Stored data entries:

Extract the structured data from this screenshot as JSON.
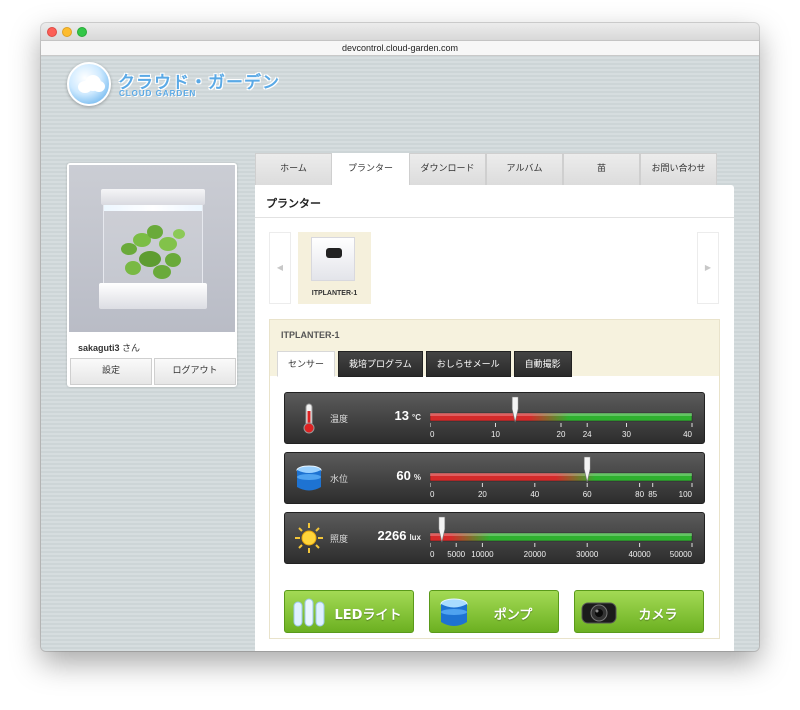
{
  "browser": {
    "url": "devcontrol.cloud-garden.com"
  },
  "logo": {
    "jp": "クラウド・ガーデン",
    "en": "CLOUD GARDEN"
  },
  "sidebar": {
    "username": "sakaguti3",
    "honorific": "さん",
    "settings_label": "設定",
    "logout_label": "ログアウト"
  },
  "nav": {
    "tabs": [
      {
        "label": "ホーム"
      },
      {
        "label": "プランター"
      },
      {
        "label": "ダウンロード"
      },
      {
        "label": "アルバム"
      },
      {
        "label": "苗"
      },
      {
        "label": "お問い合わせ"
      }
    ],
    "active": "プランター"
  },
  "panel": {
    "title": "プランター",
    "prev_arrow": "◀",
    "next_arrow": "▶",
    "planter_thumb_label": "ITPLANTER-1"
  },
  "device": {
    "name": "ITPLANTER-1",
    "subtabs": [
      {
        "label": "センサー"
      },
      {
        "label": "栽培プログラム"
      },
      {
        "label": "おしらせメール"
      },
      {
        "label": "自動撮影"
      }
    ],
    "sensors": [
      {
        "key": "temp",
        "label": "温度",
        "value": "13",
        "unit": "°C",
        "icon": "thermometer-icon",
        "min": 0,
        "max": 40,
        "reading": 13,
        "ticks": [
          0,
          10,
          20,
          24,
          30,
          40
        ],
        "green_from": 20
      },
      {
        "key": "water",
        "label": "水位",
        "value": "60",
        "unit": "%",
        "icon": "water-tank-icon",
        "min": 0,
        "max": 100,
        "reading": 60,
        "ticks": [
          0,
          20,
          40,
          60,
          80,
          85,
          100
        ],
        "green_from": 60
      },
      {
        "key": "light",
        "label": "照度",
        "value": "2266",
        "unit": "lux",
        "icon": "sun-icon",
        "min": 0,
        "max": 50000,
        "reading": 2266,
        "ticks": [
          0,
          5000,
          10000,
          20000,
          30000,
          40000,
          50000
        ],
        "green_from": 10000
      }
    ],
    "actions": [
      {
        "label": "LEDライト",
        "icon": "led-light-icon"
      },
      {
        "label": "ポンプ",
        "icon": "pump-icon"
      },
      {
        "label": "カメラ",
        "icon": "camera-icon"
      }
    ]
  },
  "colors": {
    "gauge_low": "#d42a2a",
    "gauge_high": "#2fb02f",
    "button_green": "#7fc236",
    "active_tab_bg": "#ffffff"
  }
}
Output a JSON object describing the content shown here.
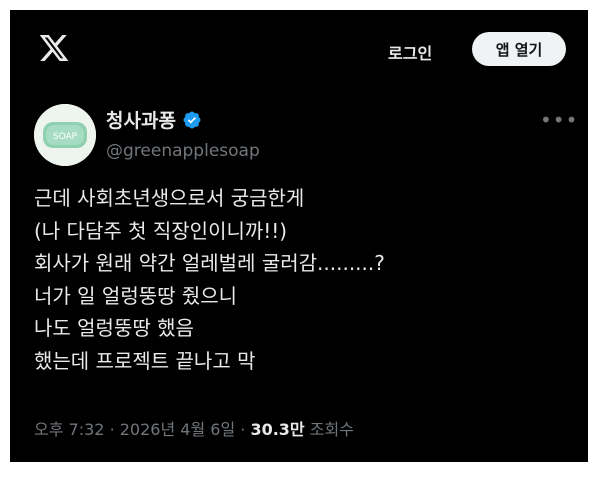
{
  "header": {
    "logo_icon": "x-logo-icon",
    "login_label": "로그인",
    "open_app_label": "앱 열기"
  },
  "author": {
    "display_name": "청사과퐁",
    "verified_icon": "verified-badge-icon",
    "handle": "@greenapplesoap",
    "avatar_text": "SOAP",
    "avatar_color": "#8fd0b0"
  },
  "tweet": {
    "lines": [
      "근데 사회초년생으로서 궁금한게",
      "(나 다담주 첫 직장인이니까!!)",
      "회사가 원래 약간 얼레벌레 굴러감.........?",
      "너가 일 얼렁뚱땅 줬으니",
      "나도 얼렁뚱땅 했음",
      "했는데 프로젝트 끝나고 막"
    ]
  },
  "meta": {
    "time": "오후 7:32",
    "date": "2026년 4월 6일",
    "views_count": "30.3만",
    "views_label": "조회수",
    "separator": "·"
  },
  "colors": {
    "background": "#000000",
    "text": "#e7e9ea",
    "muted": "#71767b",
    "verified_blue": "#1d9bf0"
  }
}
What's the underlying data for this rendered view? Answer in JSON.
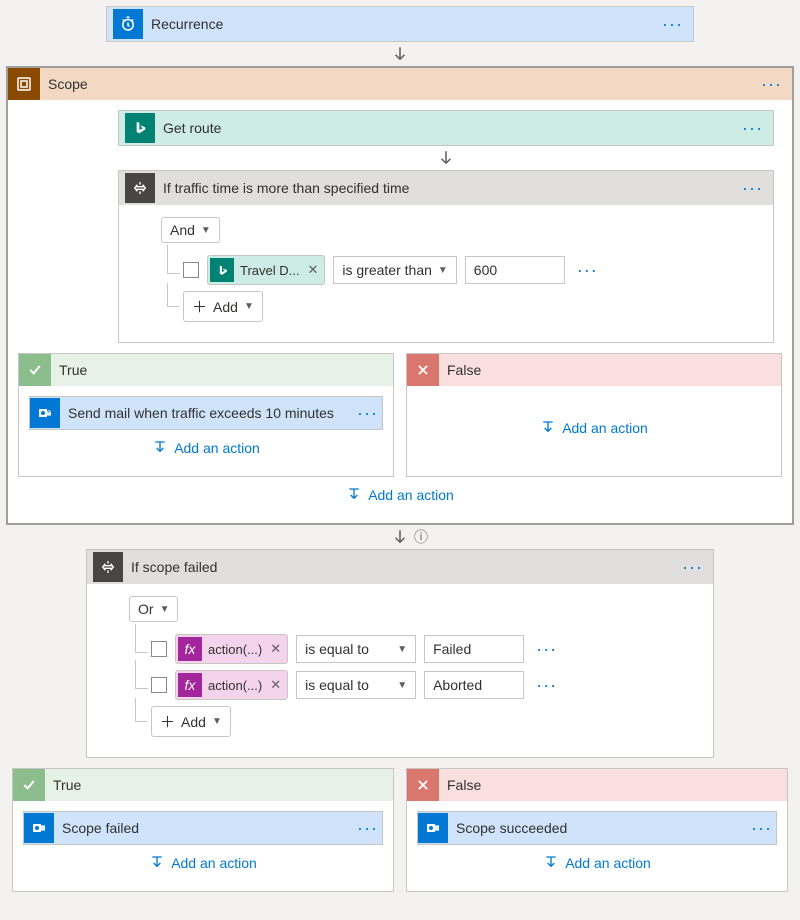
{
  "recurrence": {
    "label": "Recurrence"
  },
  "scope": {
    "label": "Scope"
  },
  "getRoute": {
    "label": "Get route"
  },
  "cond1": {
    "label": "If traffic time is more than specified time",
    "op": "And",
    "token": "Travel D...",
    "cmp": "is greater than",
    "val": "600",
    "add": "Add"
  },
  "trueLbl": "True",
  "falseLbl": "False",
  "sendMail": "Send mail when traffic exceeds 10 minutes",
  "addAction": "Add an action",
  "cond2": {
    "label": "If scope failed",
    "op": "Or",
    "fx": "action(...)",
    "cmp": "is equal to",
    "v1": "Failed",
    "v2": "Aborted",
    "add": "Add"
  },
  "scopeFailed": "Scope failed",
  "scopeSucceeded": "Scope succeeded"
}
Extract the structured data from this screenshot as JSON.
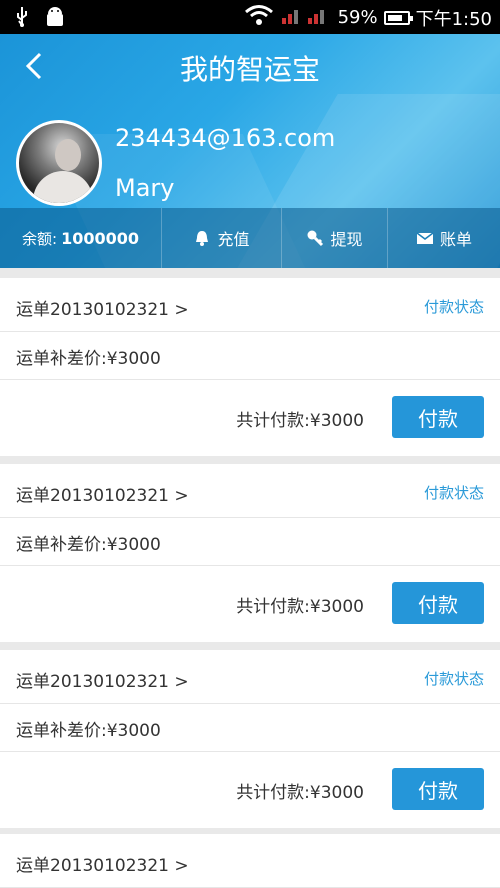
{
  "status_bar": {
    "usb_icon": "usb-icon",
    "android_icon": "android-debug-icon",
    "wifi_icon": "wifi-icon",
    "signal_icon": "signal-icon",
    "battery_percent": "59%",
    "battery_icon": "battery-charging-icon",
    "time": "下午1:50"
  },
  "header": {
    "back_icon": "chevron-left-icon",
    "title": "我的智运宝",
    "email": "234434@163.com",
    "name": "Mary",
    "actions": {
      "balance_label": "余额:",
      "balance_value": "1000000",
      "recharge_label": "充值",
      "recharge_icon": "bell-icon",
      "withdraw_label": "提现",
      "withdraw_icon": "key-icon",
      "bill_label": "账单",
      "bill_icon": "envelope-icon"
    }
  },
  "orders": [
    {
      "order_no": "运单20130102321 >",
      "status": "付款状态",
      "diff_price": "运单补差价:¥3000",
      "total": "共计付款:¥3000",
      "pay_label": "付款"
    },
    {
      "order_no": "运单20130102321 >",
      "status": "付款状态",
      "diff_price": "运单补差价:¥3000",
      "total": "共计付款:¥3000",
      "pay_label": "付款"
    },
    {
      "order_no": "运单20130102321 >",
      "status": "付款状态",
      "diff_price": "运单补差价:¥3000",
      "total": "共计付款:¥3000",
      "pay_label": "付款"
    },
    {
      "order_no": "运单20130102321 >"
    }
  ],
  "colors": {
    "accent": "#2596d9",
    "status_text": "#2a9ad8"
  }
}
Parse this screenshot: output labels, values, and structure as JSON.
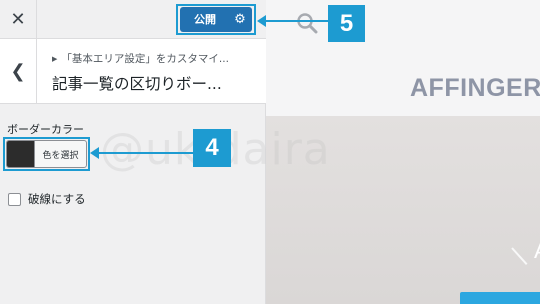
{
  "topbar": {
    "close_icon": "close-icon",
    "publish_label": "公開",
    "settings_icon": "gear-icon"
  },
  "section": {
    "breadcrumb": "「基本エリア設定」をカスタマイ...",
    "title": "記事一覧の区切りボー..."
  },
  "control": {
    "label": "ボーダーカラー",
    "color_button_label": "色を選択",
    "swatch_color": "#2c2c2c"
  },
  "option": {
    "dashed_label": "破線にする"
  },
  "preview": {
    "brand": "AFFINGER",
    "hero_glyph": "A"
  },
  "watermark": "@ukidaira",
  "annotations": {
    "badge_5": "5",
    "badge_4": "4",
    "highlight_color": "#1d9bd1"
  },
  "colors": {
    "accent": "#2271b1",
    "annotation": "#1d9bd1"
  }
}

* * *

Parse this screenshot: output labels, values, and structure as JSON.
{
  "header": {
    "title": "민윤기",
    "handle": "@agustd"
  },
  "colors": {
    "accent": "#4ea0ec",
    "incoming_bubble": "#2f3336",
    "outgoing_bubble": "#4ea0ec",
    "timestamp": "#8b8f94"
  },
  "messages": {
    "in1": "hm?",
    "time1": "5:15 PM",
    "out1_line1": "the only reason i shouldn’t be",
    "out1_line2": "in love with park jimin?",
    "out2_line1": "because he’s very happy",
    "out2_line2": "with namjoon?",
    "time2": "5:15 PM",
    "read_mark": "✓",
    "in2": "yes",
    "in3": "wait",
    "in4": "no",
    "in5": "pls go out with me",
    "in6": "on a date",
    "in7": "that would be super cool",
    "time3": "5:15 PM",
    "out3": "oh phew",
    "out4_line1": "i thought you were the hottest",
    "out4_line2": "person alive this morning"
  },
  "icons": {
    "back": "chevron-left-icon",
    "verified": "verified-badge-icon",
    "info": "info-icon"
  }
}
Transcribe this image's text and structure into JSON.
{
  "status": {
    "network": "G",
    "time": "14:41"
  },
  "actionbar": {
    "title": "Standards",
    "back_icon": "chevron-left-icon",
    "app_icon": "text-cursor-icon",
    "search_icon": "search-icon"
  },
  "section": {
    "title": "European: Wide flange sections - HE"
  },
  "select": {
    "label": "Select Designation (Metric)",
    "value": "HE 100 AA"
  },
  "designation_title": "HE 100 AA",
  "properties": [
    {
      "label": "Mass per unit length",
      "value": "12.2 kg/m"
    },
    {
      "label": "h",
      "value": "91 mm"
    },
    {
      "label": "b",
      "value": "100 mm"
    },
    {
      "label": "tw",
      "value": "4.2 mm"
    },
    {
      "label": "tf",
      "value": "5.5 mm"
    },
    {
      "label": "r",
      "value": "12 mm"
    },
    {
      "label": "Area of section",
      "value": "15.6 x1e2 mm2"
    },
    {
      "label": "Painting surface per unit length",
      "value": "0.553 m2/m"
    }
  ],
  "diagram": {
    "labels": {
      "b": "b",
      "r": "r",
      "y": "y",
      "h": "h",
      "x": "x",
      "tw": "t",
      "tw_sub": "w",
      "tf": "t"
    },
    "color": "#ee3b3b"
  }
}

---

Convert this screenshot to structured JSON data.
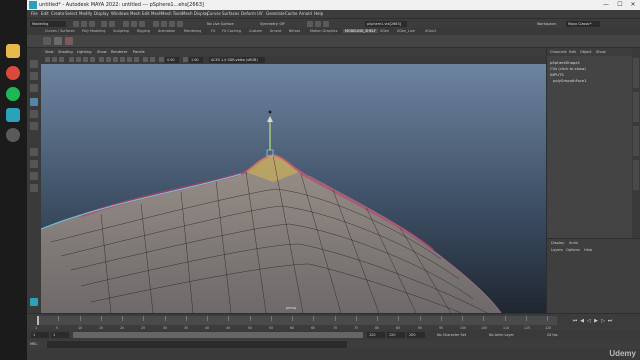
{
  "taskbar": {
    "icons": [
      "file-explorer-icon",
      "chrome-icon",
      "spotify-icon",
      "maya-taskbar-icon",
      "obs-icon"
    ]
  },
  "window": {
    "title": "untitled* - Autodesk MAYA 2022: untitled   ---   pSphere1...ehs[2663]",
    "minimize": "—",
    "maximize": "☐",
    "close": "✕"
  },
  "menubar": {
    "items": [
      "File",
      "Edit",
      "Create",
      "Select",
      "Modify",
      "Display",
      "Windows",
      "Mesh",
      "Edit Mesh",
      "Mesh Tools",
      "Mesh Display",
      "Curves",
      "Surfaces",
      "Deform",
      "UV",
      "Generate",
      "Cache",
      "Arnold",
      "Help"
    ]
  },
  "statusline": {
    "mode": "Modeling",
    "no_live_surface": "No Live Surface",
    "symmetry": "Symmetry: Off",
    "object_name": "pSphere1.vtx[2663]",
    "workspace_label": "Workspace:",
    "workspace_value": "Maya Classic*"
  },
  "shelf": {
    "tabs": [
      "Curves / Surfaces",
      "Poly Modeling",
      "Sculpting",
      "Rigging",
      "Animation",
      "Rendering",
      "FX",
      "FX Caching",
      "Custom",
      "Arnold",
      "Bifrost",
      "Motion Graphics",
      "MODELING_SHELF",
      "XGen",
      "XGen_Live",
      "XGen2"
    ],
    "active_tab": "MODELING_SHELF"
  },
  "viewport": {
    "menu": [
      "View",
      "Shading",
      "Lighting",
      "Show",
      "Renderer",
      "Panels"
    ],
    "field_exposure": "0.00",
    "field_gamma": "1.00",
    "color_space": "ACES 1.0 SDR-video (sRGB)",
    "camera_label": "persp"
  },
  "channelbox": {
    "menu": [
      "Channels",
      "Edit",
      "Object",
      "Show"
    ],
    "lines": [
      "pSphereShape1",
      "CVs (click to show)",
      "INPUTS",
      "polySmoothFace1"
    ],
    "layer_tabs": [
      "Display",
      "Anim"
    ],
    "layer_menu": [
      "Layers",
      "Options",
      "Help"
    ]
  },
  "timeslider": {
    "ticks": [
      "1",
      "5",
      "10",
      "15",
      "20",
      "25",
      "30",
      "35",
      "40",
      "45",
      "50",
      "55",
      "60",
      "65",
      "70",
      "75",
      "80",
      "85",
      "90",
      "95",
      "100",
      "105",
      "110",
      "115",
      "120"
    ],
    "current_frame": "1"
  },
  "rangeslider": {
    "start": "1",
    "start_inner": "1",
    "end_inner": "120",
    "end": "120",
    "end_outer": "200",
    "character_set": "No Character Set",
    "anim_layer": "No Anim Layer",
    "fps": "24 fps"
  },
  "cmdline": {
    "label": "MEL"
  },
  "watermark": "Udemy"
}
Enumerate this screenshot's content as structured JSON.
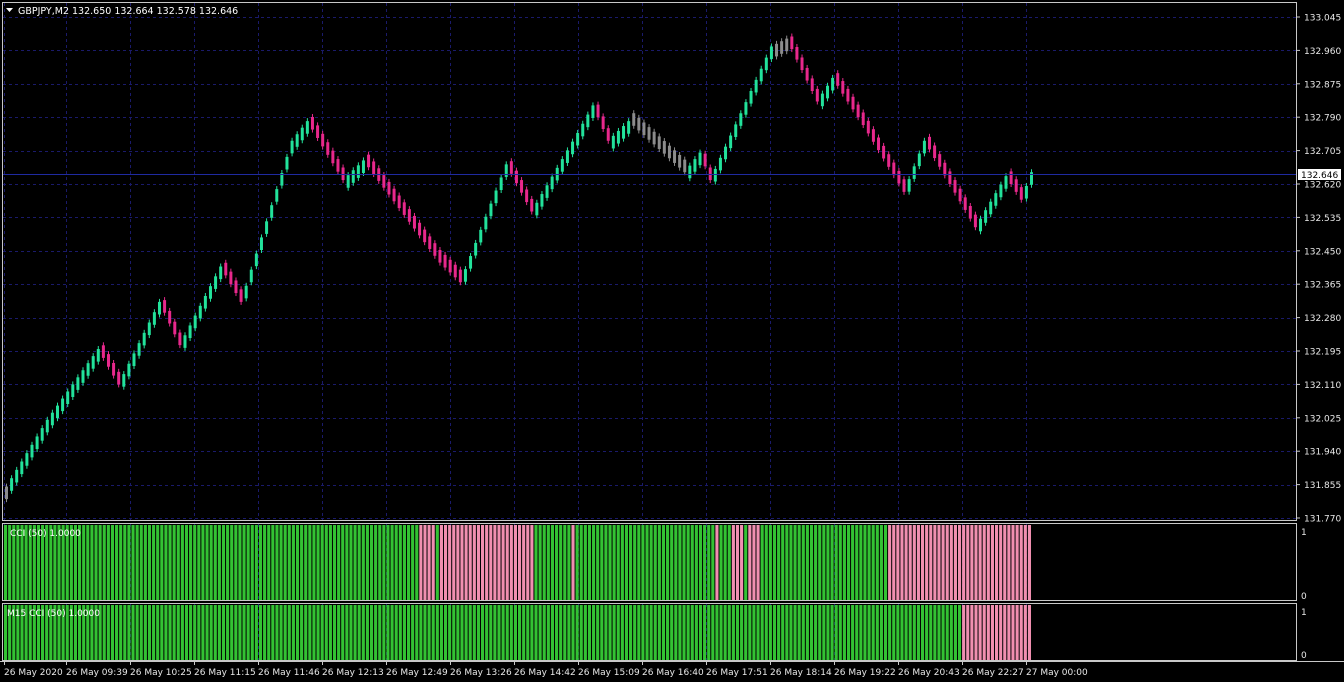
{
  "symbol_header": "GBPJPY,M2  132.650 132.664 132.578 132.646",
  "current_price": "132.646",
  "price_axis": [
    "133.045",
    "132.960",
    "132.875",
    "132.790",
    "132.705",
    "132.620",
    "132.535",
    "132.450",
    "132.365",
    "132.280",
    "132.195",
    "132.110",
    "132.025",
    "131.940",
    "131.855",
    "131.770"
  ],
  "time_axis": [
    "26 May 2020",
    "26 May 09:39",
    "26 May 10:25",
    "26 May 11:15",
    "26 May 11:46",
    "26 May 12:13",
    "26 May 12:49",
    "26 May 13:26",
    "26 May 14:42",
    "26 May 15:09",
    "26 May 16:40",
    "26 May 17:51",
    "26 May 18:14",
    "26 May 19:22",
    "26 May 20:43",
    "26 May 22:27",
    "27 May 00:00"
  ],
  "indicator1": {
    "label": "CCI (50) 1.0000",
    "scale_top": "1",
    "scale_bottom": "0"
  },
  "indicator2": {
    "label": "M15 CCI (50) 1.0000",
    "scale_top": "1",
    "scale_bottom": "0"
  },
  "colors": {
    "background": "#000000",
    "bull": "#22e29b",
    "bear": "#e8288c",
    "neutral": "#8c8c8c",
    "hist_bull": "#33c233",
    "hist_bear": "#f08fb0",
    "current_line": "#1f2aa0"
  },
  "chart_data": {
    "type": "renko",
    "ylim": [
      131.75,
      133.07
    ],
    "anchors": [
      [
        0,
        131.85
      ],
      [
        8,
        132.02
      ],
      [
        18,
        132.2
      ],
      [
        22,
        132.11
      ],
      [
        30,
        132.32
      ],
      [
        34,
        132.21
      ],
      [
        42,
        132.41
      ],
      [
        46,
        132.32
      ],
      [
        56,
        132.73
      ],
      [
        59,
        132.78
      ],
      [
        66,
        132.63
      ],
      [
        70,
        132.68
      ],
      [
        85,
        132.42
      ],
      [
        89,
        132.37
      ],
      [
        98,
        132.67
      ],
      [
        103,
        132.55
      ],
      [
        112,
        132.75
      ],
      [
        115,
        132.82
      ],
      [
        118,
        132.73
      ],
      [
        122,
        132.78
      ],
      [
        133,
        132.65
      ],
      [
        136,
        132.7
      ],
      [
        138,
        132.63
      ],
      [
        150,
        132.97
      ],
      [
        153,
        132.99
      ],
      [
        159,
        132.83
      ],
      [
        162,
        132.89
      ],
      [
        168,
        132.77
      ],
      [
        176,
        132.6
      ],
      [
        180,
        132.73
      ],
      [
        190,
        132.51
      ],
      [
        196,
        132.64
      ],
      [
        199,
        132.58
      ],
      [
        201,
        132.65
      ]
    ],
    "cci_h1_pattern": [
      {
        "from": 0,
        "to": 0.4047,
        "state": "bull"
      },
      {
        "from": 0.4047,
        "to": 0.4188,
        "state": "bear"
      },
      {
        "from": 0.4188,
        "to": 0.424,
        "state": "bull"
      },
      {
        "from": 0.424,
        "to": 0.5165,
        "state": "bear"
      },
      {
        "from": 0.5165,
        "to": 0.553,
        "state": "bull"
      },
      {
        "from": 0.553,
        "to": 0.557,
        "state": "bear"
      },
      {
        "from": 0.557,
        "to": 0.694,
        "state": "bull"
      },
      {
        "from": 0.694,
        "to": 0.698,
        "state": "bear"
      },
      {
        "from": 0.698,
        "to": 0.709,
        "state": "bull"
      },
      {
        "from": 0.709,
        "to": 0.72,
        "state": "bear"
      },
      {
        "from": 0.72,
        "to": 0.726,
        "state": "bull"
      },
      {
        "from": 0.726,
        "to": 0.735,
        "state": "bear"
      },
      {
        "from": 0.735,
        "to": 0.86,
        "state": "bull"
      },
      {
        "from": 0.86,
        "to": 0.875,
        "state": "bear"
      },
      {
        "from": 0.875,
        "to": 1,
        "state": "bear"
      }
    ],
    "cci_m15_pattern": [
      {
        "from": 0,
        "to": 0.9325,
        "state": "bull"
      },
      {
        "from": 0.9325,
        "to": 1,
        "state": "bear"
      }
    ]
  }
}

Challenge: Filter the records for lines holding the string "accent". Copy each one.

Written response:
    "accent": "#2596d9",
    "accent": "#2271b1",
    "accent": "#4ea0ec",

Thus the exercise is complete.